* Task instructions *
How many of the lines below include "footer"? Give the number and no other words.

%%

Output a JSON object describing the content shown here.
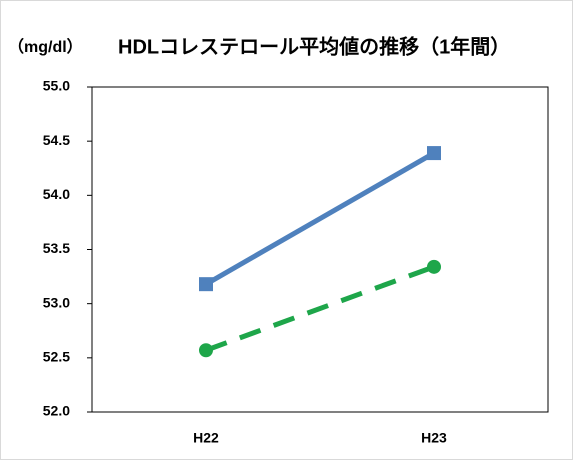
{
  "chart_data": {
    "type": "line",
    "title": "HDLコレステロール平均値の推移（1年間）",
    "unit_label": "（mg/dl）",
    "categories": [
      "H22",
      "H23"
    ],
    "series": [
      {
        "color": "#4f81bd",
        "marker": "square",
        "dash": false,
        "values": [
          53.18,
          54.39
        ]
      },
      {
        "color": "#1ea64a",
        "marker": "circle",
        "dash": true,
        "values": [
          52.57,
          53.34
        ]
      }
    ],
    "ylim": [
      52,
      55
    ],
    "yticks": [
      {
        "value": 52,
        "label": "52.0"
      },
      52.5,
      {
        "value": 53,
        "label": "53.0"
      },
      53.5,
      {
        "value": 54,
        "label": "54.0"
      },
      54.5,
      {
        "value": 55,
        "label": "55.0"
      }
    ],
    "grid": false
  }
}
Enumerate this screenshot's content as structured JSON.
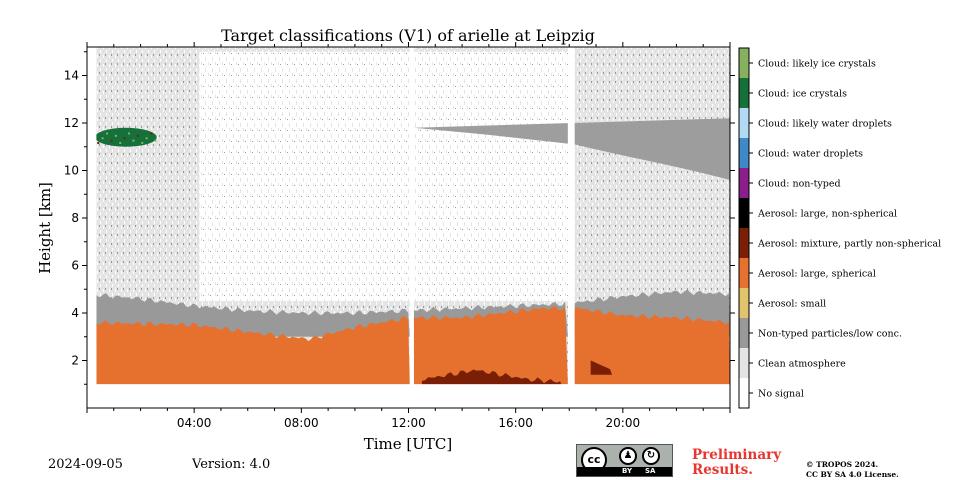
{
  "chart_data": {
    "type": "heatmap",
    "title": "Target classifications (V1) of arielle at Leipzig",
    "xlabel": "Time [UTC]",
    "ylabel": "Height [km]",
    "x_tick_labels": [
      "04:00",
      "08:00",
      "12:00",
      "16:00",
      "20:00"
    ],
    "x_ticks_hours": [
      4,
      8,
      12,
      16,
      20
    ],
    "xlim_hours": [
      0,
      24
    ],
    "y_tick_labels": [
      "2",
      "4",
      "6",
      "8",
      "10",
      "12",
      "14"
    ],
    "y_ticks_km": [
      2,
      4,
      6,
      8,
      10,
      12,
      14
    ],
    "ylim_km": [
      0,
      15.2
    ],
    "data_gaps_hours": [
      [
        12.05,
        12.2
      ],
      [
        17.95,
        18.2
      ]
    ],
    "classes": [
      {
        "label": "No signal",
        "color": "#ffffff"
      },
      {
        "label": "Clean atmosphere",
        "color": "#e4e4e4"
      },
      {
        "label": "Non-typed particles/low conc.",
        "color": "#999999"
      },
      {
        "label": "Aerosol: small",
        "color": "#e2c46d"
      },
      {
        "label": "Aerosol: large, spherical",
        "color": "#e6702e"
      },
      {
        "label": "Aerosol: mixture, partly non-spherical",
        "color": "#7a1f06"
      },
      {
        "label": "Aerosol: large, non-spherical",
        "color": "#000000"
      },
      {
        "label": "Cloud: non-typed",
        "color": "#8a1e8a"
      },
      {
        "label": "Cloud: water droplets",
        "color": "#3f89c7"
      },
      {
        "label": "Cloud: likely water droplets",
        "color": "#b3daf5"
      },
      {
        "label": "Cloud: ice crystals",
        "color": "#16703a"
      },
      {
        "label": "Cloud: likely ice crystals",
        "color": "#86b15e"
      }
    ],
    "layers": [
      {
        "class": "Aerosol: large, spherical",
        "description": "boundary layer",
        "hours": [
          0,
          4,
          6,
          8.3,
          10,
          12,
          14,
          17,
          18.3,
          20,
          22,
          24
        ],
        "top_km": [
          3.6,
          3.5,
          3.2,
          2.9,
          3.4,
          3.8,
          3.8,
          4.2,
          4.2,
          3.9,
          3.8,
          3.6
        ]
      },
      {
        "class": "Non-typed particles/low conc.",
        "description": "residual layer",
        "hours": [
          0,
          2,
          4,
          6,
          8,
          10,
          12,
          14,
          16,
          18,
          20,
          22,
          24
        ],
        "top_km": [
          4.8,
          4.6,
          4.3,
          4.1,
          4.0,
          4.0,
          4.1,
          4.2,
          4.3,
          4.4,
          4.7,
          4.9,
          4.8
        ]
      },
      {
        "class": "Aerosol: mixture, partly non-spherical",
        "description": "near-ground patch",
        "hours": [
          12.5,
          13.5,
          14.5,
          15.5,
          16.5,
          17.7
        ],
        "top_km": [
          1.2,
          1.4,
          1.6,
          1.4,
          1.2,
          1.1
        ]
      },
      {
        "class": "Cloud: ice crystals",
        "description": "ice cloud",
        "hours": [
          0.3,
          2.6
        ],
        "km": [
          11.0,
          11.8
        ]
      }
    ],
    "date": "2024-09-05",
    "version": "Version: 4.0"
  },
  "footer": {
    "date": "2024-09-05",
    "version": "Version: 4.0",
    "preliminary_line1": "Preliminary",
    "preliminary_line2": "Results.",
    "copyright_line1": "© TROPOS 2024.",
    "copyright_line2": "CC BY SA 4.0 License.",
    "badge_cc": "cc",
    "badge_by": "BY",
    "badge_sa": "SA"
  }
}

%%
%%

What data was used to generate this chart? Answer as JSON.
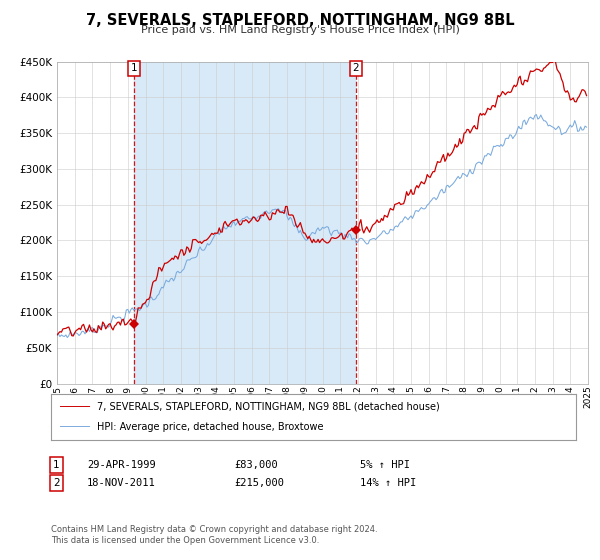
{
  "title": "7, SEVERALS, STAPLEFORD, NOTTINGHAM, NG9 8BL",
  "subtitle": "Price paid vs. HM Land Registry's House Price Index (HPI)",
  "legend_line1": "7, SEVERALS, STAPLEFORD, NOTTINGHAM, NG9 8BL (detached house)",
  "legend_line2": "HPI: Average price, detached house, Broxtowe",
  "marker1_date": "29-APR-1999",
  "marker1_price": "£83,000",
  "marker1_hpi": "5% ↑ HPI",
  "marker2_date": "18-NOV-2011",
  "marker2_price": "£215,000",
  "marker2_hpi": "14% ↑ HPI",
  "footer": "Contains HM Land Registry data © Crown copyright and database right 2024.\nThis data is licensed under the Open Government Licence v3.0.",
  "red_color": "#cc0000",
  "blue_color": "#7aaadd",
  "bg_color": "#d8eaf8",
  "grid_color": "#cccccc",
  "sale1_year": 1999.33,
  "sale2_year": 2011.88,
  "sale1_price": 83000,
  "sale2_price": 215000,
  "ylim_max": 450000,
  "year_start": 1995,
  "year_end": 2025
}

%%

* Result for this task *
2